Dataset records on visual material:
--*--
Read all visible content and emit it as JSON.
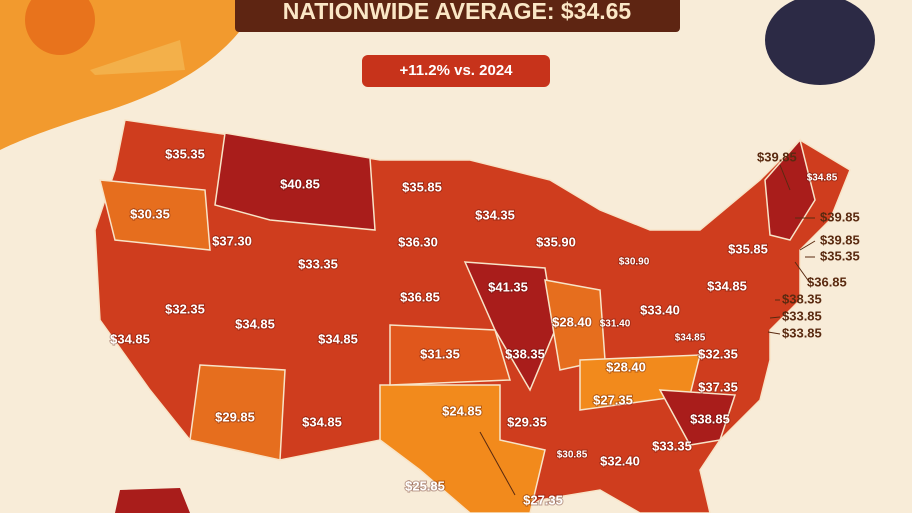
{
  "header": {
    "title": "NATIONWIDE AVERAGE: $34.65",
    "change": "+11.2% vs. 2024"
  },
  "map": {
    "labels": [
      "$35.35",
      "$30.35",
      "$34.85",
      "$32.35",
      "$37.30",
      "$40.85",
      "$33.35",
      "$34.85",
      "$34.85",
      "$29.85",
      "$34.85",
      "$35.85",
      "$36.30",
      "$36.85",
      "$31.35",
      "$24.85",
      "$25.85",
      "$34.35",
      "$41.35",
      "$38.35",
      "$29.35",
      "$27.35",
      "$35.90",
      "$28.40",
      "$30.90",
      "$31.40",
      "$33.40",
      "$28.40",
      "$27.35",
      "$30.85",
      "$32.40",
      "$33.35",
      "$38.85",
      "$37.35",
      "$32.35",
      "$34.85",
      "$34.85",
      "$35.85",
      "$34.85",
      "$39.85",
      "$39.85",
      "$39.85",
      "$35.35",
      "$36.85",
      "$38.35",
      "$33.85",
      "$33.85"
    ]
  }
}
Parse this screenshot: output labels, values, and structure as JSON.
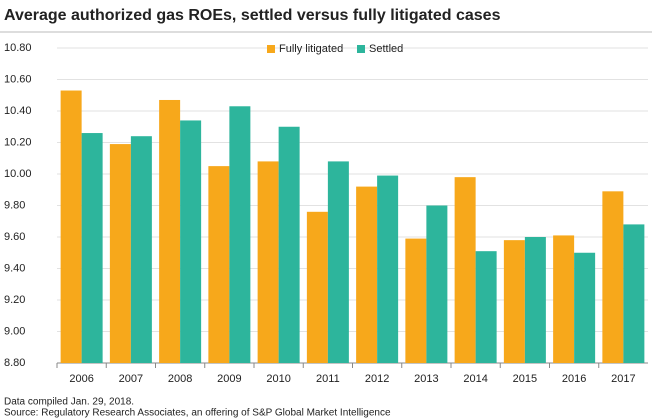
{
  "chart_data": {
    "type": "bar",
    "title": "Average authorized gas ROEs, settled versus fully litigated cases",
    "categories": [
      "2006",
      "2007",
      "2008",
      "2009",
      "2010",
      "2011",
      "2012",
      "2013",
      "2014",
      "2015",
      "2016",
      "2017"
    ],
    "series": [
      {
        "name": "Fully litigated",
        "color": "#f7a81b",
        "values": [
          10.53,
          10.19,
          10.47,
          10.05,
          10.08,
          9.76,
          9.92,
          9.59,
          9.98,
          9.58,
          9.61,
          9.89
        ]
      },
      {
        "name": "Settled",
        "color": "#2db59c",
        "values": [
          10.26,
          10.24,
          10.34,
          10.43,
          10.3,
          10.08,
          9.99,
          9.8,
          9.51,
          9.6,
          9.5,
          9.68
        ]
      }
    ],
    "ylim": [
      8.8,
      10.8
    ],
    "yticks": [
      {
        "value": 8.8,
        "label": "8.80"
      },
      {
        "value": 9.0,
        "label": "9.00"
      },
      {
        "value": 9.2,
        "label": "9.20"
      },
      {
        "value": 9.4,
        "label": "9.40"
      },
      {
        "value": 9.6,
        "label": "9.60"
      },
      {
        "value": 9.8,
        "label": "9.80"
      },
      {
        "value": 10.0,
        "label": "10.00"
      },
      {
        "value": 10.2,
        "label": "10.20"
      },
      {
        "value": 10.4,
        "label": "10.40"
      },
      {
        "value": 10.6,
        "label": "10.60"
      },
      {
        "value": 10.8,
        "label": "10.80"
      }
    ],
    "grid": true,
    "legend": "top",
    "notes": [
      "Data compiled Jan. 29, 2018.",
      "Source: Regulatory Research Associates, an offering of S&P Global Market Intelligence"
    ]
  }
}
--*--
Transcribe the entries above verbatim, omitting their pictures.

Read all visible content and emit it as JSON.
{
  "header": {
    "title": "NATIONWIDE AVERAGE: $34.65",
    "change": "+11.2% vs. 2024"
  },
  "map": {
    "labels": [
      "$35.35",
      "$30.35",
      "$34.85",
      "$32.35",
      "$37.30",
      "$40.85",
      "$33.35",
      "$34.85",
      "$34.85",
      "$29.85",
      "$34.85",
      "$35.85",
      "$36.30",
      "$36.85",
      "$31.35",
      "$24.85",
      "$25.85",
      "$34.35",
      "$41.35",
      "$38.35",
      "$29.35",
      "$27.35",
      "$35.90",
      "$28.40",
      "$30.90",
      "$31.40",
      "$33.40",
      "$28.40",
      "$27.35",
      "$30.85",
      "$32.40",
      "$33.35",
      "$38.85",
      "$37.35",
      "$32.35",
      "$34.85",
      "$34.85",
      "$35.85",
      "$34.85",
      "$39.85",
      "$39.85",
      "$39.85",
      "$35.35",
      "$36.85",
      "$38.35",
      "$33.85",
      "$33.85"
    ]
  }
}
Parse this screenshot: output labels, values, and structure as JSON.
{
  "chart_data": {
    "type": "bar",
    "title": "Average authorized gas ROEs, settled versus fully litigated cases",
    "categories": [
      "2006",
      "2007",
      "2008",
      "2009",
      "2010",
      "2011",
      "2012",
      "2013",
      "2014",
      "2015",
      "2016",
      "2017"
    ],
    "series": [
      {
        "name": "Fully litigated",
        "color": "#f7a81b",
        "values": [
          10.53,
          10.19,
          10.47,
          10.05,
          10.08,
          9.76,
          9.92,
          9.59,
          9.98,
          9.58,
          9.61,
          9.89
        ]
      },
      {
        "name": "Settled",
        "color": "#2db59c",
        "values": [
          10.26,
          10.24,
          10.34,
          10.43,
          10.3,
          10.08,
          9.99,
          9.8,
          9.51,
          9.6,
          9.5,
          9.68
        ]
      }
    ],
    "ylim": [
      8.8,
      10.8
    ],
    "yticks": [
      {
        "value": 8.8,
        "label": "8.80"
      },
      {
        "value": 9.0,
        "label": "9.00"
      },
      {
        "value": 9.2,
        "label": "9.20"
      },
      {
        "value": 9.4,
        "label": "9.40"
      },
      {
        "value": 9.6,
        "label": "9.60"
      },
      {
        "value": 9.8,
        "label": "9.80"
      },
      {
        "value": 10.0,
        "label": "10.00"
      },
      {
        "value": 10.2,
        "label": "10.20"
      },
      {
        "value": 10.4,
        "label": "10.40"
      },
      {
        "value": 10.6,
        "label": "10.60"
      },
      {
        "value": 10.8,
        "label": "10.80"
      }
    ],
    "grid": true,
    "legend": "top",
    "notes": [
      "Data compiled Jan. 29, 2018.",
      "Source: Regulatory Research Associates, an offering of S&P Global Market Intelligence"
    ]
  }
}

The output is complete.